Dataset entries
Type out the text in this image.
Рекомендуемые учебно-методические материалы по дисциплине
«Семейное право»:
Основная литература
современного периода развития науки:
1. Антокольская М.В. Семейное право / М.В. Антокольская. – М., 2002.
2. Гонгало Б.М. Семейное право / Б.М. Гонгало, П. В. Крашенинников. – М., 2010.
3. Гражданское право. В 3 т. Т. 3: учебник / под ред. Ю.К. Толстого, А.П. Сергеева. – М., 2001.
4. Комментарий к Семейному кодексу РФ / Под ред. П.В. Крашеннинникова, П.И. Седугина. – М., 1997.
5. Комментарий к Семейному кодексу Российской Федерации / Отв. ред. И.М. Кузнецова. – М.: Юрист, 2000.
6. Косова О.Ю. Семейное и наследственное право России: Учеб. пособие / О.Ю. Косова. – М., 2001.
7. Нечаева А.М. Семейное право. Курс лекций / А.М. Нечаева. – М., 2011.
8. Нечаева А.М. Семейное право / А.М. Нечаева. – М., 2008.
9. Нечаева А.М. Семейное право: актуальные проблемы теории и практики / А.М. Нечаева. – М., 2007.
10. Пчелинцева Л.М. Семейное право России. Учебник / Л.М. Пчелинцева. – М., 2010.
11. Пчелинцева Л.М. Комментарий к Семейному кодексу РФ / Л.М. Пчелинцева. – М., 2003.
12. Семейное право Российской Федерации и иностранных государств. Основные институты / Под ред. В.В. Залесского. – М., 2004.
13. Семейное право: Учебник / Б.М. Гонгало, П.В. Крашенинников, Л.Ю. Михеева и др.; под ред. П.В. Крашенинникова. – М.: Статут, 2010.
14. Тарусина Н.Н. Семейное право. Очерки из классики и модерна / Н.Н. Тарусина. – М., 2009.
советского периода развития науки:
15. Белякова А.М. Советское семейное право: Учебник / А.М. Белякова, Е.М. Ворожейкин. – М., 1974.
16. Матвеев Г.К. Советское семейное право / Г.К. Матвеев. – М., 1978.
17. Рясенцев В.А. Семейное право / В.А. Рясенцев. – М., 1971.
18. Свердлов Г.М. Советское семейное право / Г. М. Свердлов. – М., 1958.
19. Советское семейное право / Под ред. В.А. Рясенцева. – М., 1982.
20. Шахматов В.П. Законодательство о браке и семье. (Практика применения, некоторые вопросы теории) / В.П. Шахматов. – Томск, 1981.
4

> **Work to be completed**
In the entries above, how many lines hold the word "Российской"? State the number and nothing else.

> **Exercise response**
2